== Task goal ==
Output each entry below as it stands, leaving out every picture.

Source records:

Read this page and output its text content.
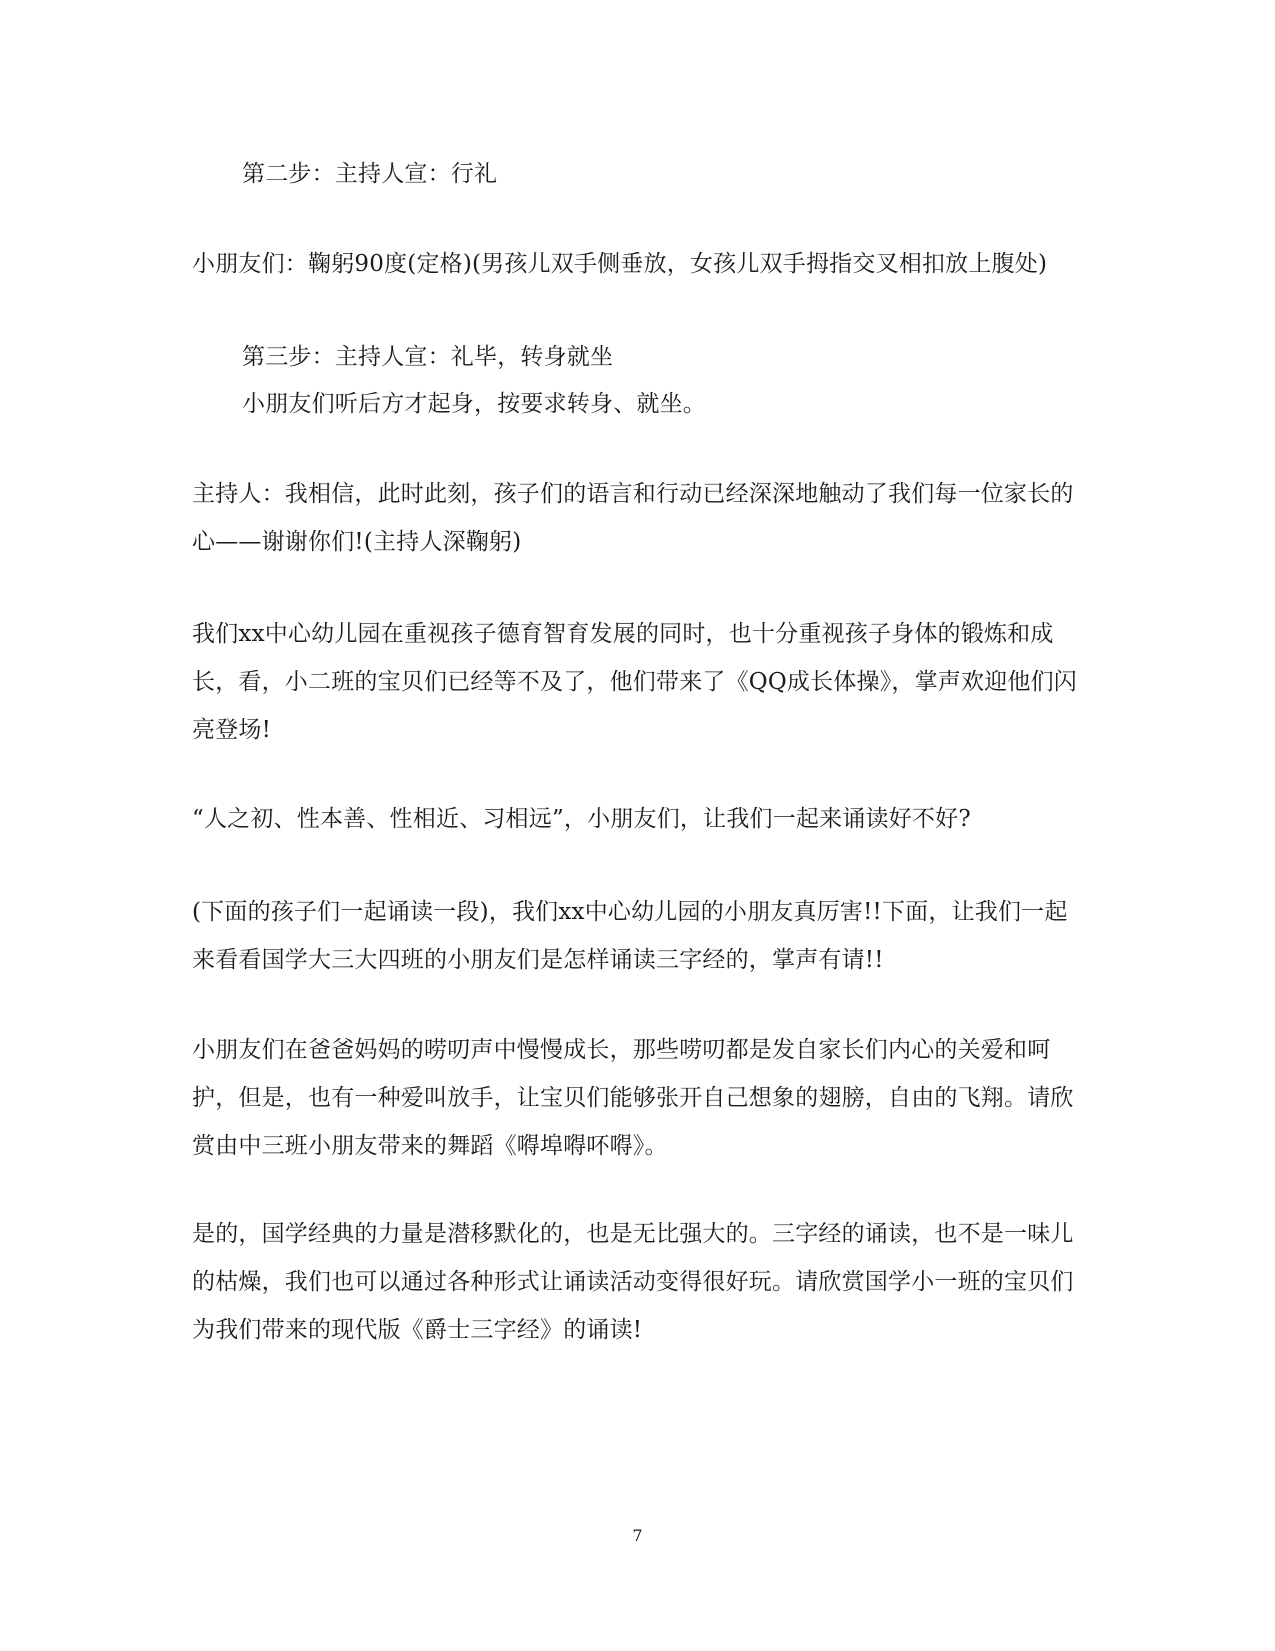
第二步：主持人宣：行礼

小朋友们：鞠躬90度(定格)(男孩儿双手侧垂放，女孩儿双手拇指交叉相扣放上腹处)

第三步：主持人宣：礼毕，转身就坐

小朋友们听后方才起身，按要求转身、就坐。

主持人：我相信，此时此刻，孩子们的语言和行动已经深深地触动了我们每一位家长的心——谢谢你们!(主持人深鞠躬)

我们xx中心幼儿园在重视孩子德育智育发展的同时，也十分重视孩子身体的锻炼和成长，看，小二班的宝贝们已经等不及了，他们带来了《QQ成长体操》，掌声欢迎他们闪亮登场!

“人之初、性本善、性相近、习相远”，小朋友们，让我们一起来诵读好不好?

(下面的孩子们一起诵读一段)，我们xx中心幼儿园的小朋友真厉害!!下面，让我们一起来看看国学大三大四班的小朋友们是怎样诵读三字经的，掌声有请!!

小朋友们在爸爸妈妈的唠叨声中慢慢成长，那些唠叨都是发自家长们内心的关爱和呵护，但是，也有一种爱叫放手，让宝贝们能够张开自己想象的翅膀，自由的飞翔。请欣赏由中三班小朋友带来的舞蹈《嘚埠嘚吥嘚》。

是的，国学经典的力量是潜移默化的，也是无比强大的。三字经的诵读，也不是一味儿的枯燥，我们也可以通过各种形式让诵读活动变得很好玩。请欣赏国学小一班的宝贝们为我们带来的现代版《爵士三字经》的诵读!

7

== Written answer ==
Read this page and output its text content.
第二步：主持人宣：行礼

小朋友们：鞠躬90度(定格)(男孩儿双手侧垂放，女孩儿双手拇指交叉相扣放上腹处)

第三步：主持人宣：礼毕，转身就坐

小朋友们听后方才起身，按要求转身、就坐。

主持人：我相信，此时此刻，孩子们的语言和行动已经深深地触动了我们每一位家长的心——谢谢你们!(主持人深鞠躬)

我们xx中心幼儿园在重视孩子德育智育发展的同时，也十分重视孩子身体的锻炼和成长，看，小二班的宝贝们已经等不及了，他们带来了《QQ成长体操》，掌声欢迎他们闪亮登场!

“人之初、性本善、性相近、习相远”，小朋友们，让我们一起来诵读好不好?

(下面的孩子们一起诵读一段)，我们xx中心幼儿园的小朋友真厉害!!下面，让我们一起来看看国学大三大四班的小朋友们是怎样诵读三字经的，掌声有请!!

小朋友们在爸爸妈妈的唠叨声中慢慢成长，那些唠叨都是发自家长们内心的关爱和呵护，但是，也有一种爱叫放手，让宝贝们能够张开自己想象的翅膀，自由的飞翔。请欣赏由中三班小朋友带来的舞蹈《嘚埠嘚吥嘚》。

是的，国学经典的力量是潜移默化的，也是无比强大的。三字经的诵读，也不是一味儿的枯燥，我们也可以通过各种形式让诵读活动变得很好玩。请欣赏国学小一班的宝贝们为我们带来的现代版《爵士三字经》的诵读!

7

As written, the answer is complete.